Items from a data source
____

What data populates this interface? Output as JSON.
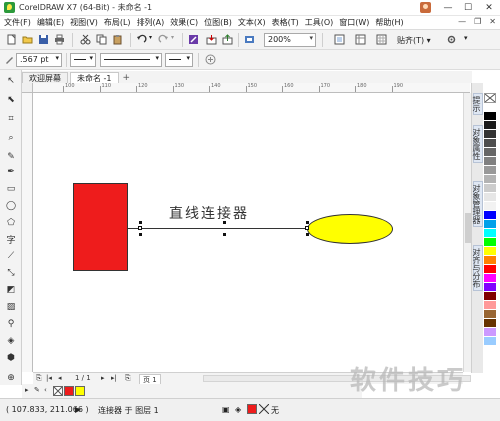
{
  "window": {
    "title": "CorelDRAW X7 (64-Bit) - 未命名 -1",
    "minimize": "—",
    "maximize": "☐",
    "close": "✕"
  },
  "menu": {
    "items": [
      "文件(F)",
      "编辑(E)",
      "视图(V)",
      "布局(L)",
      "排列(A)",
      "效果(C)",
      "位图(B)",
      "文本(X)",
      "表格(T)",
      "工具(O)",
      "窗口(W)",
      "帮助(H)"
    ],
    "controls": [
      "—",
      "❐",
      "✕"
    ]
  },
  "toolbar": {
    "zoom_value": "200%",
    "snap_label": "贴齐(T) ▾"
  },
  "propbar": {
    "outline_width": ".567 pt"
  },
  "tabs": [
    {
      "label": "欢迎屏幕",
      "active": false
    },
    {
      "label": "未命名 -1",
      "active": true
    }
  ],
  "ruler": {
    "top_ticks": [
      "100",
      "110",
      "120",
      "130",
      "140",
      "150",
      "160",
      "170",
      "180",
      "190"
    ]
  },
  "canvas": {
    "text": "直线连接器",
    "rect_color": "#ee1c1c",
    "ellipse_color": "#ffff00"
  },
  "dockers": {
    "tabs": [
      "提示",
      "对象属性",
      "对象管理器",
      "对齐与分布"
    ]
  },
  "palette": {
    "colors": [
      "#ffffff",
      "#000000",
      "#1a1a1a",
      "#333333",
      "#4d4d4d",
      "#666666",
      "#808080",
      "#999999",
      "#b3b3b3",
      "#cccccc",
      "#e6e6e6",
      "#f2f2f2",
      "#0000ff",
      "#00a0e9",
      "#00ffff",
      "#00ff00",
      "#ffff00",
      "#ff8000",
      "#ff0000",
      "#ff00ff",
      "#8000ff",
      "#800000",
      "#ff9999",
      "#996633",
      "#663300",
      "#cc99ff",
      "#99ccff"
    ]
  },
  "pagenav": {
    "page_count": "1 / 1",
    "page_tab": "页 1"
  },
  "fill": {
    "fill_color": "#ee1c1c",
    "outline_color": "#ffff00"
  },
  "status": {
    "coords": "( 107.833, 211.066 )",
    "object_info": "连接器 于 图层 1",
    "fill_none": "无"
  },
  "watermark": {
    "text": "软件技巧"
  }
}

____

### Given problem
Restate the entire listing word for word, excluding pictures.

### Exercise result
What data populates this interface? Output as JSON.
{
  "window": {
    "title": "CorelDRAW X7 (64-Bit) - 未命名 -1",
    "minimize": "—",
    "maximize": "☐",
    "close": "✕"
  },
  "menu": {
    "items": [
      "文件(F)",
      "编辑(E)",
      "视图(V)",
      "布局(L)",
      "排列(A)",
      "效果(C)",
      "位图(B)",
      "文本(X)",
      "表格(T)",
      "工具(O)",
      "窗口(W)",
      "帮助(H)"
    ],
    "controls": [
      "—",
      "❐",
      "✕"
    ]
  },
  "toolbar": {
    "zoom_value": "200%",
    "snap_label": "贴齐(T) ▾"
  },
  "propbar": {
    "outline_width": ".567 pt"
  },
  "tabs": [
    {
      "label": "欢迎屏幕",
      "active": false
    },
    {
      "label": "未命名 -1",
      "active": true
    }
  ],
  "ruler": {
    "top_ticks": [
      "100",
      "110",
      "120",
      "130",
      "140",
      "150",
      "160",
      "170",
      "180",
      "190"
    ]
  },
  "canvas": {
    "text": "直线连接器",
    "rect_color": "#ee1c1c",
    "ellipse_color": "#ffff00"
  },
  "dockers": {
    "tabs": [
      "提示",
      "对象属性",
      "对象管理器",
      "对齐与分布"
    ]
  },
  "palette": {
    "colors": [
      "#ffffff",
      "#000000",
      "#1a1a1a",
      "#333333",
      "#4d4d4d",
      "#666666",
      "#808080",
      "#999999",
      "#b3b3b3",
      "#cccccc",
      "#e6e6e6",
      "#f2f2f2",
      "#0000ff",
      "#00a0e9",
      "#00ffff",
      "#00ff00",
      "#ffff00",
      "#ff8000",
      "#ff0000",
      "#ff00ff",
      "#8000ff",
      "#800000",
      "#ff9999",
      "#996633",
      "#663300",
      "#cc99ff",
      "#99ccff"
    ]
  },
  "pagenav": {
    "page_count": "1 / 1",
    "page_tab": "页 1"
  },
  "fill": {
    "fill_color": "#ee1c1c",
    "outline_color": "#ffff00"
  },
  "status": {
    "coords": "( 107.833, 211.066 )",
    "object_info": "连接器 于 图层 1",
    "fill_none": "无"
  },
  "watermark": {
    "text": "软件技巧"
  }
}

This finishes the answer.